__EXERCISE BRIEF__: For each line in the records that contains "schade", make a copy.

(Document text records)
###

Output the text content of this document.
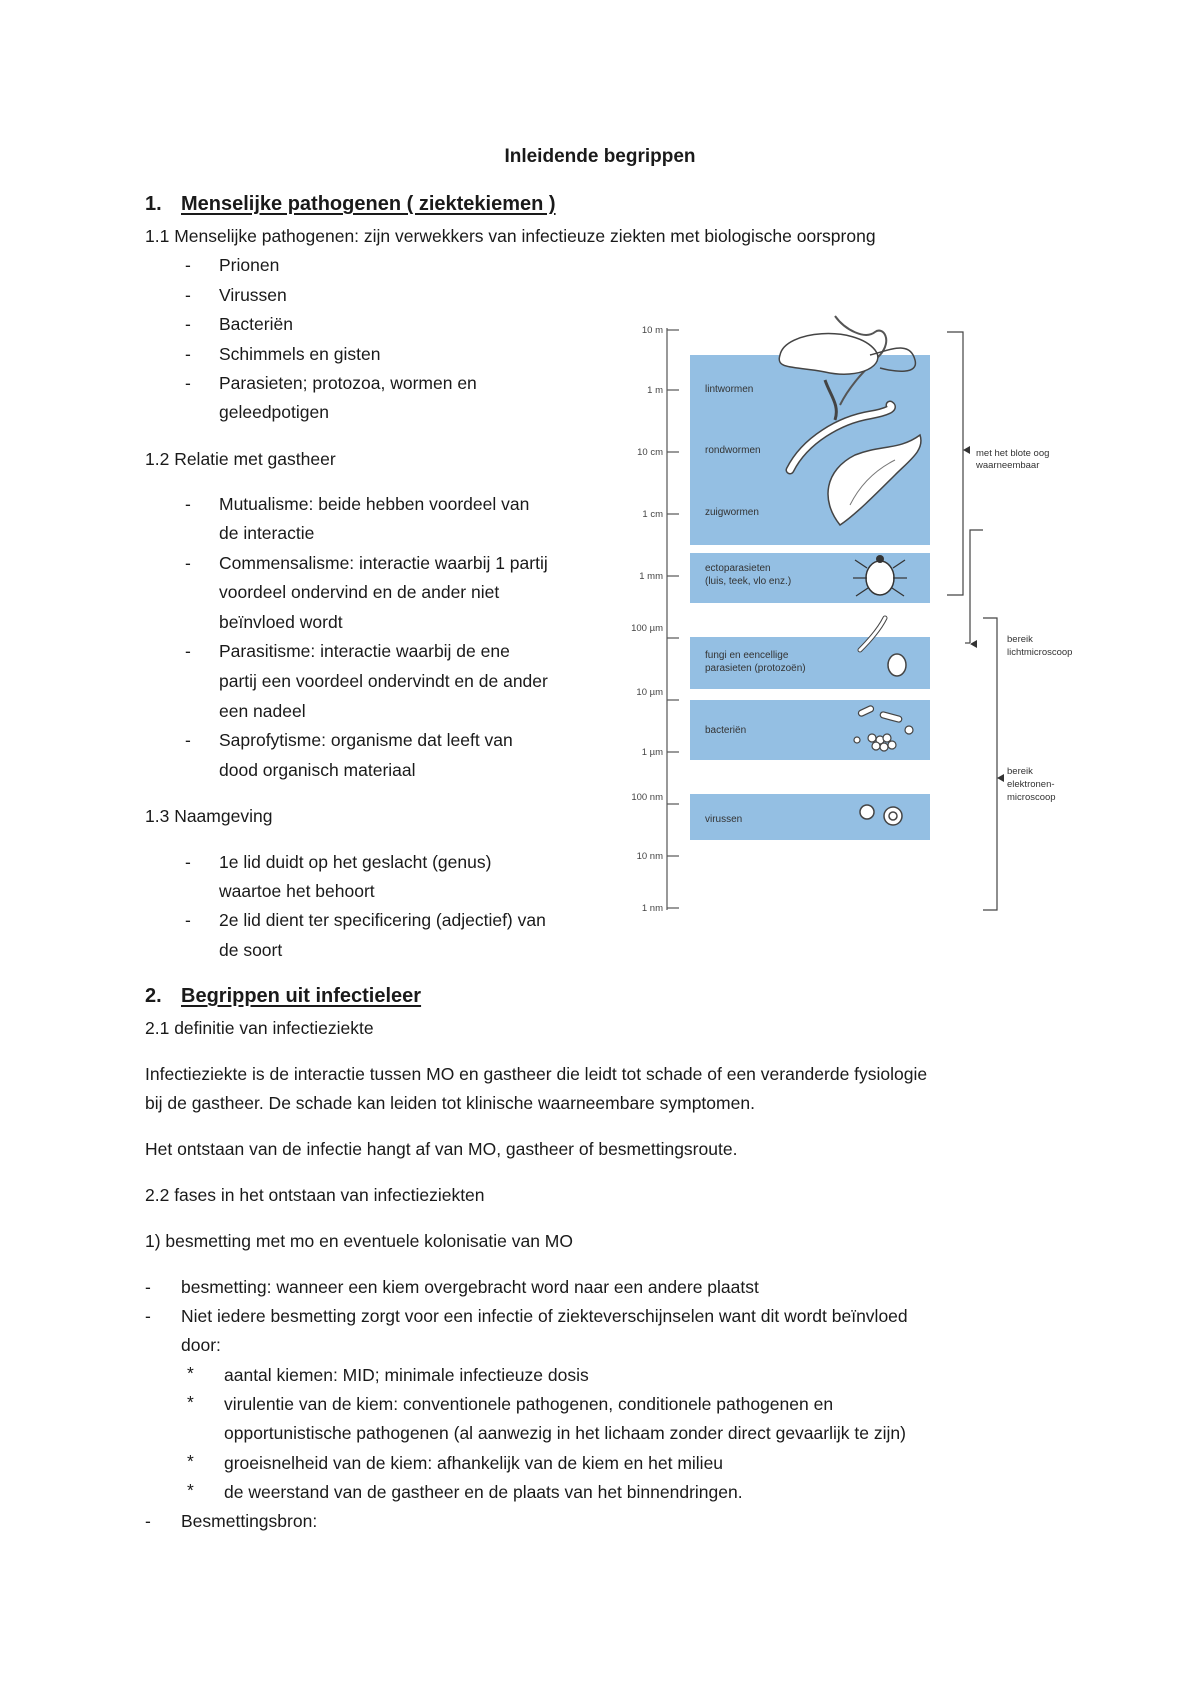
Inleidende begrippen
1. Menselijke pathogenen ( ziektekiemen )
1.1 Menselijke pathogenen: zijn verwekkers van infectieuze ziekten met biologische oorsprong
- Prionen
- Virussen
- Bacteriën
- Schimmels en gisten
- Parasieten; protozoa, wormen en
geleedpotigen
1.2 Relatie met gastheer
- Mutualisme: beide hebben voordeel van
de interactie
- Commensalisme: interactie waarbij 1 partij
voordeel ondervind en de ander niet
beïnvloed wordt
- Parasitisme: interactie waarbij de ene
partij een voordeel ondervindt en de ander
een nadeel
- Saprofytisme: organisme dat leeft van
dood organisch materiaal
1.3 Naamgeving
- 1e lid duidt op het geslacht (genus)
waartoe het behoort
- 2e lid dient ter specificering (adjectief) van
de soort
10 m
1 m
10 cm
1 cm
1 mm
100 µm
10 µm
1 µm
100 nm
10 nm
1 nm
lintwormen
rondwormen
zuigwormen
ectoparasieten
(luis, teek, vlo enz.)
fungi en eencellige
parasieten (protozoën)
bacteriën
virussen
met het blote oog
waarneembaar
bereik
lichtmicroscoop
bereik
elektronen-
microscoop
2. Begrippen uit infectieleer
2.1 definitie van infectieziekte
Infectieziekte is de interactie tussen MO en gastheer die leidt tot schade of een veranderde fysiologie
bij de gastheer. De schade kan leiden tot klinische waarneembare symptomen.
Het ontstaan van de infectie hangt af van MO, gastheer of besmettingsroute.
2.2 fases in het ontstaan van infectieziekten
1) besmetting met mo en eventuele kolonisatie van MO
- besmetting: wanneer een kiem overgebracht word naar een andere plaatst
- Niet iedere besmetting zorgt voor een infectie of ziekteverschijnselen want dit wordt beïnvloed
door:
* aantal kiemen: MID; minimale infectieuze dosis
* virulentie van de kiem: conventionele pathogenen, conditionele pathogenen en
opportunistische pathogenen (al aanwezig in het lichaam zonder direct gevaarlijk te zijn)
* groeisnelheid van de kiem: afhankelijk van de kiem en het milieu
* de weerstand van de gastheer en de plaats van het binnendringen.
- Besmettingsbron:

###

__RESPONSE FOR THIS EXERCISE__:
Infectieziekte is de interactie tussen MO en gastheer die leidt tot schade of een veranderde fysiologie
bij de gastheer. De schade kan leiden tot klinische waarneembare symptomen.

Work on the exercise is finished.